Output the material exactly, but drop every image it holds.

══ Given data

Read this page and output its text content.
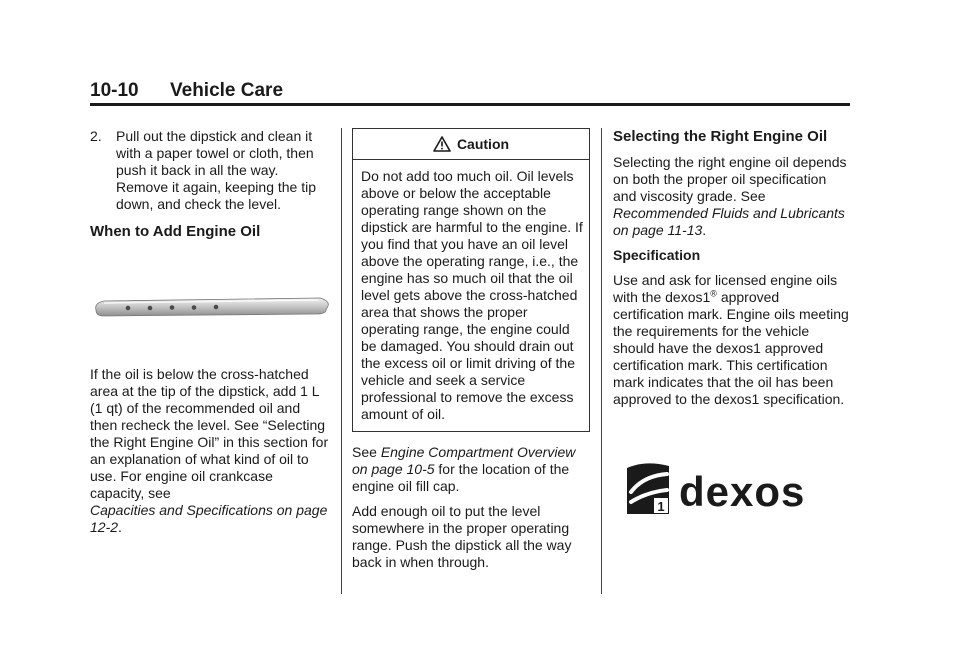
10-10 Vehicle Care
2.	Pull out the dipstick and clean it with a paper towel or cloth, then push it back in all the way. Remove it again, keeping the tip down, and check the level.
When to Add Engine Oil

If the oil is below the cross-hatched area at the tip of the dipstick, add 1 L (1 qt) of the recommended oil and then recheck the level. See “Selecting the Right Engine Oil” in this section for an explanation of what kind of oil to use. For engine oil crankcase capacity, see
Capacities and Specifications on page 12-2.

Caution
Do not add too much oil. Oil levels above or below the acceptable operating range shown on the dipstick are harmful to the engine. If you find that you have an oil level above the operating range, i.e., the engine has so much oil that the oil level gets above the cross-hatched area that shows the proper operating range, the engine could be damaged. You should drain out the excess oil or limit driving of the vehicle and seek a service professional to remove the excess amount of oil.

See Engine Compartment Overview on page 10-5 for the location of the engine oil fill cap.

Add enough oil to put the level somewhere in the proper operating range. Push the dipstick all the way back in when through.

Selecting the Right Engine Oil

Selecting the right engine oil depends on both the proper oil specification and viscosity grade. See Recommended Fluids and Lubricants on page 11-13.

Specification

Use and ask for licensed engine oils with the dexos1® approved certification mark. Engine oils meeting the requirements for the vehicle should have the dexos1 approved certification mark. This certification mark indicates that the oil has been approved to the dexos1 specification.

1 dexos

════

Result for this task:
Read this page and output its text content.
10-10 Vehicle Care
2.	Pull out the dipstick and clean it with a paper towel or cloth, then push it back in all the way. Remove it again, keeping the tip down, and check the level.
When to Add Engine Oil

If the oil is below the cross-hatched area at the tip of the dipstick, add 1 L (1 qt) of the recommended oil and then recheck the level. See “Selecting the Right Engine Oil” in this section for an explanation of what kind of oil to use. For engine oil crankcase capacity, see
Capacities and Specifications on page 12-2.

Caution
Do not add too much oil. Oil levels above or below the acceptable operating range shown on the dipstick are harmful to the engine. If you find that you have an oil level above the operating range, i.e., the engine has so much oil that the oil level gets above the cross-hatched area that shows the proper operating range, the engine could be damaged. You should drain out the excess oil or limit driving of the vehicle and seek a service professional to remove the excess amount of oil.

See Engine Compartment Overview on page 10-5 for the location of the engine oil fill cap.

Add enough oil to put the level somewhere in the proper operating range. Push the dipstick all the way back in when through.

Selecting the Right Engine Oil

Selecting the right engine oil depends on both the proper oil specification and viscosity grade. See Recommended Fluids and Lubricants on page 11-13.

Specification

Use and ask for licensed engine oils with the dexos1® approved certification mark. Engine oils meeting the requirements for the vehicle should have the dexos1 approved certification mark. This certification mark indicates that the oil has been approved to the dexos1 specification.

1 dexos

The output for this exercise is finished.